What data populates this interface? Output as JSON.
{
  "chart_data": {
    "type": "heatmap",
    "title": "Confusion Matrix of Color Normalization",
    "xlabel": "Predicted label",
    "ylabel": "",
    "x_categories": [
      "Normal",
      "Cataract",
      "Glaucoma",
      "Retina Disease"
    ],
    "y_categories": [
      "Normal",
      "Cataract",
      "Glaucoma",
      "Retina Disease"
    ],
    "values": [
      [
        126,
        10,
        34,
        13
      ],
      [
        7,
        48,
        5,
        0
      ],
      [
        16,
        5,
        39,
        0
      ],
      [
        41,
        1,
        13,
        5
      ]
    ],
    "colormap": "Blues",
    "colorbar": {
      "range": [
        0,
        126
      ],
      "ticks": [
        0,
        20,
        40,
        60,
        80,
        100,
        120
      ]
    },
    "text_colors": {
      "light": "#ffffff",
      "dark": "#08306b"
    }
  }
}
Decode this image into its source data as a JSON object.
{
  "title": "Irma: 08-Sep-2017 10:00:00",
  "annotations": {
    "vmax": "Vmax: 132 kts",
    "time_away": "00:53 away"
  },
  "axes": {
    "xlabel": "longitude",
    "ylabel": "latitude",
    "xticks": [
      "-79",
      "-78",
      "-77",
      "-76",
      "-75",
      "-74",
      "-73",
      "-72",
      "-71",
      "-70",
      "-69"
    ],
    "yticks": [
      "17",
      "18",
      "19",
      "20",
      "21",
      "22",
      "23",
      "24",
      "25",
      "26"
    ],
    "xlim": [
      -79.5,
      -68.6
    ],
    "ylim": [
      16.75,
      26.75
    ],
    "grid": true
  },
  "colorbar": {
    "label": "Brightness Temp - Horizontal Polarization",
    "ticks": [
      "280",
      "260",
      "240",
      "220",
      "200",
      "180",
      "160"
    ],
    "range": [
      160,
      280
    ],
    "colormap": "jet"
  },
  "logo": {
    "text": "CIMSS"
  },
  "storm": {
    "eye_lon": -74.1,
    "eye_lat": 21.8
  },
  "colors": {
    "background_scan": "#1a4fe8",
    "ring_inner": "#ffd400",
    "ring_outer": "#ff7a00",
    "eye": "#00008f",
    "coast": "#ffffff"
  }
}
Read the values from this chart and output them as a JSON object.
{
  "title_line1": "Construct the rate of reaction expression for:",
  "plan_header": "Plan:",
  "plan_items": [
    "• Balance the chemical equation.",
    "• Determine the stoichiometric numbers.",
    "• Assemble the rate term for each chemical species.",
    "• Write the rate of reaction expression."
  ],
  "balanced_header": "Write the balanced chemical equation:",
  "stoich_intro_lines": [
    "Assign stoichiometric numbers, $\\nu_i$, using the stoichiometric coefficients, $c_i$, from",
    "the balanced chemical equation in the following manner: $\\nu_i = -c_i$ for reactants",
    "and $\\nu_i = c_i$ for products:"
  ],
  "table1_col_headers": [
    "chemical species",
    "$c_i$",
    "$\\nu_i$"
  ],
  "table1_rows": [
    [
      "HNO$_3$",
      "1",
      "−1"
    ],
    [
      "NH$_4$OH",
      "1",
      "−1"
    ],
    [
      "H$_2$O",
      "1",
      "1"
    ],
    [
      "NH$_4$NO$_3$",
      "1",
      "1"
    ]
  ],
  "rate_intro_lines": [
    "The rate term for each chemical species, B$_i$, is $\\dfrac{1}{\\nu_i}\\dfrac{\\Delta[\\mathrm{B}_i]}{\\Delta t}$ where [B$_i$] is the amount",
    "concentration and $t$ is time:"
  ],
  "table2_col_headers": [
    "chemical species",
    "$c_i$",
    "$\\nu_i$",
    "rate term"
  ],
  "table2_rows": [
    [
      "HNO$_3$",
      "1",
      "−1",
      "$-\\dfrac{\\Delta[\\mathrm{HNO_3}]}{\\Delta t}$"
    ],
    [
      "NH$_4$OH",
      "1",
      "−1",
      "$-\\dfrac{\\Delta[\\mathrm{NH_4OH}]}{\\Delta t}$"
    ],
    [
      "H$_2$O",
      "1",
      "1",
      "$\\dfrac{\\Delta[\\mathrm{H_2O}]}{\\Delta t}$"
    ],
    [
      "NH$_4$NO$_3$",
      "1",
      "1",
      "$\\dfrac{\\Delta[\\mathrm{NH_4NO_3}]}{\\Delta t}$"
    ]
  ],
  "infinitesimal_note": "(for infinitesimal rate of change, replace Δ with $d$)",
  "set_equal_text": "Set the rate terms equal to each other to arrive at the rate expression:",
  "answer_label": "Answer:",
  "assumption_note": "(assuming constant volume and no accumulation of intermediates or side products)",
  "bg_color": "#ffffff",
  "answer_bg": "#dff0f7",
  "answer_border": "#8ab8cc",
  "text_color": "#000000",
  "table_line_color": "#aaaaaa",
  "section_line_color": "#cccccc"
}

## WHAT YOU WILL DO
Write the material out again word for word.

## SOLVED PROBLEM
What data populates this interface? Output as JSON.
{
  "chart_data": {
    "type": "heatmap",
    "title": "Confusion Matrix of Color Normalization",
    "xlabel": "Predicted label",
    "ylabel": "",
    "x_categories": [
      "Normal",
      "Cataract",
      "Glaucoma",
      "Retina Disease"
    ],
    "y_categories": [
      "Normal",
      "Cataract",
      "Glaucoma",
      "Retina Disease"
    ],
    "values": [
      [
        126,
        10,
        34,
        13
      ],
      [
        7,
        48,
        5,
        0
      ],
      [
        16,
        5,
        39,
        0
      ],
      [
        41,
        1,
        13,
        5
      ]
    ],
    "colormap": "Blues",
    "colorbar": {
      "range": [
        0,
        126
      ],
      "ticks": [
        0,
        20,
        40,
        60,
        80,
        100,
        120
      ]
    },
    "text_colors": {
      "light": "#ffffff",
      "dark": "#08306b"
    }
  }
}
Decode this image into its source data as a JSON object.
{
  "title": "Irma: 08-Sep-2017 10:00:00",
  "annotations": {
    "vmax": "Vmax: 132 kts",
    "time_away": "00:53 away"
  },
  "axes": {
    "xlabel": "longitude",
    "ylabel": "latitude",
    "xticks": [
      "-79",
      "-78",
      "-77",
      "-76",
      "-75",
      "-74",
      "-73",
      "-72",
      "-71",
      "-70",
      "-69"
    ],
    "yticks": [
      "17",
      "18",
      "19",
      "20",
      "21",
      "22",
      "23",
      "24",
      "25",
      "26"
    ],
    "xlim": [
      -79.5,
      -68.6
    ],
    "ylim": [
      16.75,
      26.75
    ],
    "grid": true
  },
  "colorbar": {
    "label": "Brightness Temp - Horizontal Polarization",
    "ticks": [
      "280",
      "260",
      "240",
      "220",
      "200",
      "180",
      "160"
    ],
    "range": [
      160,
      280
    ],
    "colormap": "jet"
  },
  "logo": {
    "text": "CIMSS"
  },
  "storm": {
    "eye_lon": -74.1,
    "eye_lat": 21.8
  },
  "colors": {
    "background_scan": "#1a4fe8",
    "ring_inner": "#ffd400",
    "ring_outer": "#ff7a00",
    "eye": "#00008f",
    "coast": "#ffffff"
  }
}
Read the values from this chart and output them as a JSON object.
{
  "title_line1": "Construct the rate of reaction expression for:",
  "plan_header": "Plan:",
  "plan_items": [
    "• Balance the chemical equation.",
    "• Determine the stoichiometric numbers.",
    "• Assemble the rate term for each chemical species.",
    "• Write the rate of reaction expression."
  ],
  "balanced_header": "Write the balanced chemical equation:",
  "stoich_intro_lines": [
    "Assign stoichiometric numbers, $\\nu_i$, using the stoichiometric coefficients, $c_i$, from",
    "the balanced chemical equation in the following manner: $\\nu_i = -c_i$ for reactants",
    "and $\\nu_i = c_i$ for products:"
  ],
  "table1_col_headers": [
    "chemical species",
    "$c_i$",
    "$\\nu_i$"
  ],
  "table1_rows": [
    [
      "HNO$_3$",
      "1",
      "−1"
    ],
    [
      "NH$_4$OH",
      "1",
      "−1"
    ],
    [
      "H$_2$O",
      "1",
      "1"
    ],
    [
      "NH$_4$NO$_3$",
      "1",
      "1"
    ]
  ],
  "rate_intro_lines": [
    "The rate term for each chemical species, B$_i$, is $\\dfrac{1}{\\nu_i}\\dfrac{\\Delta[\\mathrm{B}_i]}{\\Delta t}$ where [B$_i$] is the amount",
    "concentration and $t$ is time:"
  ],
  "table2_col_headers": [
    "chemical species",
    "$c_i$",
    "$\\nu_i$",
    "rate term"
  ],
  "table2_rows": [
    [
      "HNO$_3$",
      "1",
      "−1",
      "$-\\dfrac{\\Delta[\\mathrm{HNO_3}]}{\\Delta t}$"
    ],
    [
      "NH$_4$OH",
      "1",
      "−1",
      "$-\\dfrac{\\Delta[\\mathrm{NH_4OH}]}{\\Delta t}$"
    ],
    [
      "H$_2$O",
      "1",
      "1",
      "$\\dfrac{\\Delta[\\mathrm{H_2O}]}{\\Delta t}$"
    ],
    [
      "NH$_4$NO$_3$",
      "1",
      "1",
      "$\\dfrac{\\Delta[\\mathrm{NH_4NO_3}]}{\\Delta t}$"
    ]
  ],
  "infinitesimal_note": "(for infinitesimal rate of change, replace Δ with $d$)",
  "set_equal_text": "Set the rate terms equal to each other to arrive at the rate expression:",
  "answer_label": "Answer:",
  "assumption_note": "(assuming constant volume and no accumulation of intermediates or side products)",
  "bg_color": "#ffffff",
  "answer_bg": "#dff0f7",
  "answer_border": "#8ab8cc",
  "text_color": "#000000",
  "table_line_color": "#aaaaaa",
  "section_line_color": "#cccccc"
}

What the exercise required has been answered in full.